* **SET EXERCISE**:
Keep the images out and copy every entry below exactly.

# START OF GIVEN RECORDS

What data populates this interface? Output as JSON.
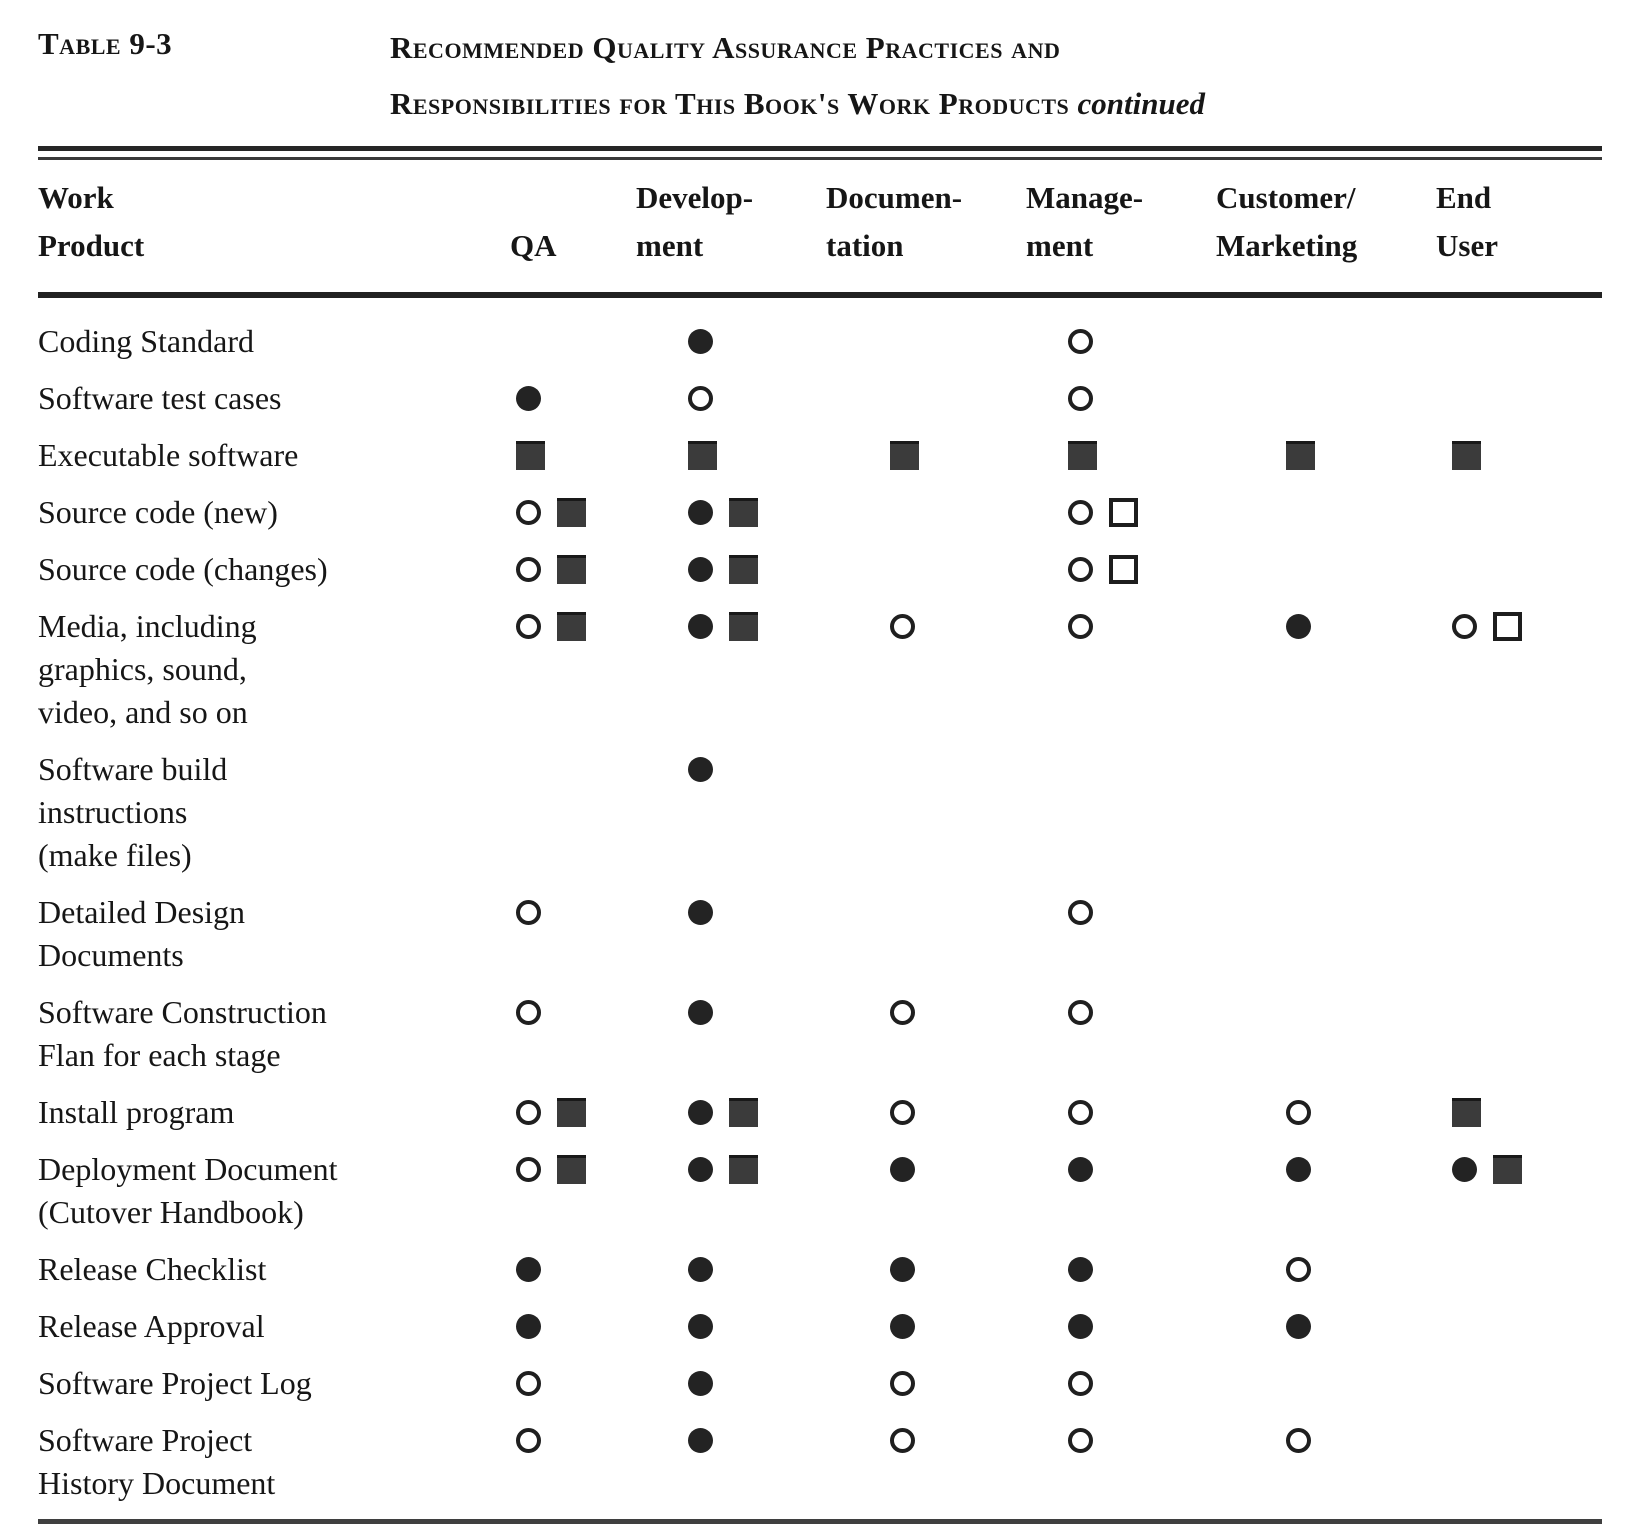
{
  "page": {
    "label": "Table 9-3",
    "title_line1": "Recommended Quality Assurance Practices and",
    "title_line2": "Responsibilities for This Book's Work Products",
    "continued": "continued"
  },
  "colors": {
    "paper": "#ffffff",
    "ink": "#161616",
    "symbol_gray": "#3b3b3b"
  },
  "symbols": {
    "filled-circle": "●",
    "open-circle": "○",
    "filled-square": "■",
    "open-square": "□"
  },
  "table": {
    "headers": [
      {
        "id": "work-product",
        "lines": [
          "Work",
          "Product"
        ]
      },
      {
        "id": "qa",
        "lines": [
          "QA"
        ]
      },
      {
        "id": "development",
        "lines": [
          "Develop-",
          "ment"
        ]
      },
      {
        "id": "documentation",
        "lines": [
          "Documen-",
          "tation"
        ]
      },
      {
        "id": "management",
        "lines": [
          "Manage-",
          "ment"
        ]
      },
      {
        "id": "customer-marketing",
        "lines": [
          "Customer/",
          "Marketing"
        ]
      },
      {
        "id": "end-user",
        "lines": [
          "End",
          "User"
        ]
      }
    ],
    "rows": [
      {
        "product_lines": [
          "Coding Standard"
        ],
        "cells": [
          [],
          [
            "filled-circle"
          ],
          [],
          [
            "open-circle"
          ],
          [],
          []
        ]
      },
      {
        "product_lines": [
          "Software test cases"
        ],
        "cells": [
          [
            "filled-circle"
          ],
          [
            "open-circle"
          ],
          [],
          [
            "open-circle"
          ],
          [],
          []
        ]
      },
      {
        "product_lines": [
          "Executable software"
        ],
        "cells": [
          [
            "filled-square"
          ],
          [
            "filled-square"
          ],
          [
            "filled-square"
          ],
          [
            "filled-square"
          ],
          [
            "filled-square"
          ],
          [
            "filled-square"
          ]
        ]
      },
      {
        "product_lines": [
          "Source code (new)"
        ],
        "cells": [
          [
            "open-circle",
            "filled-square"
          ],
          [
            "filled-circle",
            "filled-square"
          ],
          [],
          [
            "open-circle",
            "open-square"
          ],
          [],
          []
        ]
      },
      {
        "product_lines": [
          "Source code (changes)"
        ],
        "cells": [
          [
            "open-circle",
            "filled-square"
          ],
          [
            "filled-circle",
            "filled-square"
          ],
          [],
          [
            "open-circle",
            "open-square"
          ],
          [],
          []
        ]
      },
      {
        "product_lines": [
          "Media, including",
          "graphics, sound,",
          "video, and so on"
        ],
        "cells": [
          [
            "open-circle",
            "filled-square"
          ],
          [
            "filled-circle",
            "filled-square"
          ],
          [
            "open-circle"
          ],
          [
            "open-circle"
          ],
          [
            "filled-circle"
          ],
          [
            "open-circle",
            "open-square"
          ]
        ]
      },
      {
        "product_lines": [
          "Software  build",
          "instructions",
          "(make files)"
        ],
        "cells": [
          [],
          [
            "filled-circle"
          ],
          [],
          [],
          [],
          []
        ]
      },
      {
        "product_lines": [
          "Detailed Design",
          "Documents"
        ],
        "cells": [
          [
            "open-circle"
          ],
          [
            "filled-circle"
          ],
          [],
          [
            "open-circle"
          ],
          [],
          []
        ]
      },
      {
        "product_lines": [
          "Software  Construction",
          "Flan for each stage"
        ],
        "cells": [
          [
            "open-circle"
          ],
          [
            "filled-circle"
          ],
          [
            "open-circle"
          ],
          [
            "open-circle"
          ],
          [],
          []
        ]
      },
      {
        "product_lines": [
          "Install program"
        ],
        "cells": [
          [
            "open-circle",
            "filled-square"
          ],
          [
            "filled-circle",
            "filled-square"
          ],
          [
            "open-circle"
          ],
          [
            "open-circle"
          ],
          [
            "open-circle"
          ],
          [
            "filled-square"
          ]
        ]
      },
      {
        "product_lines": [
          "Deployment Document",
          "(Cutover  Handbook)"
        ],
        "cells": [
          [
            "open-circle",
            "filled-square"
          ],
          [
            "filled-circle",
            "filled-square"
          ],
          [
            "filled-circle"
          ],
          [
            "filled-circle"
          ],
          [
            "filled-circle"
          ],
          [
            "filled-circle",
            "filled-square"
          ]
        ]
      },
      {
        "product_lines": [
          "Release  Checklist"
        ],
        "cells": [
          [
            "filled-circle"
          ],
          [
            "filled-circle"
          ],
          [
            "filled-circle"
          ],
          [
            "filled-circle"
          ],
          [
            "open-circle"
          ],
          []
        ]
      },
      {
        "product_lines": [
          "Release  Approval"
        ],
        "cells": [
          [
            "filled-circle"
          ],
          [
            "filled-circle"
          ],
          [
            "filled-circle"
          ],
          [
            "filled-circle"
          ],
          [
            "filled-circle"
          ],
          []
        ]
      },
      {
        "product_lines": [
          "Software Project Log"
        ],
        "cells": [
          [
            "open-circle"
          ],
          [
            "filled-circle"
          ],
          [
            "open-circle"
          ],
          [
            "open-circle"
          ],
          [],
          []
        ]
      },
      {
        "product_lines": [
          "Software Project",
          "History Document"
        ],
        "cells": [
          [
            "open-circle"
          ],
          [
            "filled-circle"
          ],
          [
            "open-circle"
          ],
          [
            "open-circle"
          ],
          [
            "open-circle"
          ],
          []
        ]
      }
    ]
  }
}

# END OF GIVEN RECORDS

* **EXERCISE RESULT**:
What data populates this interface? Output as JSON.
{
  "page": {
    "label": "Table 9-3",
    "title_line1": "Recommended Quality Assurance Practices and",
    "title_line2": "Responsibilities for This Book's Work Products",
    "continued": "continued"
  },
  "colors": {
    "paper": "#ffffff",
    "ink": "#161616",
    "symbol_gray": "#3b3b3b"
  },
  "symbols": {
    "filled-circle": "●",
    "open-circle": "○",
    "filled-square": "■",
    "open-square": "□"
  },
  "table": {
    "headers": [
      {
        "id": "work-product",
        "lines": [
          "Work",
          "Product"
        ]
      },
      {
        "id": "qa",
        "lines": [
          "QA"
        ]
      },
      {
        "id": "development",
        "lines": [
          "Develop-",
          "ment"
        ]
      },
      {
        "id": "documentation",
        "lines": [
          "Documen-",
          "tation"
        ]
      },
      {
        "id": "management",
        "lines": [
          "Manage-",
          "ment"
        ]
      },
      {
        "id": "customer-marketing",
        "lines": [
          "Customer/",
          "Marketing"
        ]
      },
      {
        "id": "end-user",
        "lines": [
          "End",
          "User"
        ]
      }
    ],
    "rows": [
      {
        "product_lines": [
          "Coding Standard"
        ],
        "cells": [
          [],
          [
            "filled-circle"
          ],
          [],
          [
            "open-circle"
          ],
          [],
          []
        ]
      },
      {
        "product_lines": [
          "Software test cases"
        ],
        "cells": [
          [
            "filled-circle"
          ],
          [
            "open-circle"
          ],
          [],
          [
            "open-circle"
          ],
          [],
          []
        ]
      },
      {
        "product_lines": [
          "Executable software"
        ],
        "cells": [
          [
            "filled-square"
          ],
          [
            "filled-square"
          ],
          [
            "filled-square"
          ],
          [
            "filled-square"
          ],
          [
            "filled-square"
          ],
          [
            "filled-square"
          ]
        ]
      },
      {
        "product_lines": [
          "Source code (new)"
        ],
        "cells": [
          [
            "open-circle",
            "filled-square"
          ],
          [
            "filled-circle",
            "filled-square"
          ],
          [],
          [
            "open-circle",
            "open-square"
          ],
          [],
          []
        ]
      },
      {
        "product_lines": [
          "Source code (changes)"
        ],
        "cells": [
          [
            "open-circle",
            "filled-square"
          ],
          [
            "filled-circle",
            "filled-square"
          ],
          [],
          [
            "open-circle",
            "open-square"
          ],
          [],
          []
        ]
      },
      {
        "product_lines": [
          "Media, including",
          "graphics, sound,",
          "video, and so on"
        ],
        "cells": [
          [
            "open-circle",
            "filled-square"
          ],
          [
            "filled-circle",
            "filled-square"
          ],
          [
            "open-circle"
          ],
          [
            "open-circle"
          ],
          [
            "filled-circle"
          ],
          [
            "open-circle",
            "open-square"
          ]
        ]
      },
      {
        "product_lines": [
          "Software  build",
          "instructions",
          "(make files)"
        ],
        "cells": [
          [],
          [
            "filled-circle"
          ],
          [],
          [],
          [],
          []
        ]
      },
      {
        "product_lines": [
          "Detailed Design",
          "Documents"
        ],
        "cells": [
          [
            "open-circle"
          ],
          [
            "filled-circle"
          ],
          [],
          [
            "open-circle"
          ],
          [],
          []
        ]
      },
      {
        "product_lines": [
          "Software  Construction",
          "Flan for each stage"
        ],
        "cells": [
          [
            "open-circle"
          ],
          [
            "filled-circle"
          ],
          [
            "open-circle"
          ],
          [
            "open-circle"
          ],
          [],
          []
        ]
      },
      {
        "product_lines": [
          "Install program"
        ],
        "cells": [
          [
            "open-circle",
            "filled-square"
          ],
          [
            "filled-circle",
            "filled-square"
          ],
          [
            "open-circle"
          ],
          [
            "open-circle"
          ],
          [
            "open-circle"
          ],
          [
            "filled-square"
          ]
        ]
      },
      {
        "product_lines": [
          "Deployment Document",
          "(Cutover  Handbook)"
        ],
        "cells": [
          [
            "open-circle",
            "filled-square"
          ],
          [
            "filled-circle",
            "filled-square"
          ],
          [
            "filled-circle"
          ],
          [
            "filled-circle"
          ],
          [
            "filled-circle"
          ],
          [
            "filled-circle",
            "filled-square"
          ]
        ]
      },
      {
        "product_lines": [
          "Release  Checklist"
        ],
        "cells": [
          [
            "filled-circle"
          ],
          [
            "filled-circle"
          ],
          [
            "filled-circle"
          ],
          [
            "filled-circle"
          ],
          [
            "open-circle"
          ],
          []
        ]
      },
      {
        "product_lines": [
          "Release  Approval"
        ],
        "cells": [
          [
            "filled-circle"
          ],
          [
            "filled-circle"
          ],
          [
            "filled-circle"
          ],
          [
            "filled-circle"
          ],
          [
            "filled-circle"
          ],
          []
        ]
      },
      {
        "product_lines": [
          "Software Project Log"
        ],
        "cells": [
          [
            "open-circle"
          ],
          [
            "filled-circle"
          ],
          [
            "open-circle"
          ],
          [
            "open-circle"
          ],
          [],
          []
        ]
      },
      {
        "product_lines": [
          "Software Project",
          "History Document"
        ],
        "cells": [
          [
            "open-circle"
          ],
          [
            "filled-circle"
          ],
          [
            "open-circle"
          ],
          [
            "open-circle"
          ],
          [
            "open-circle"
          ],
          []
        ]
      }
    ]
  }
}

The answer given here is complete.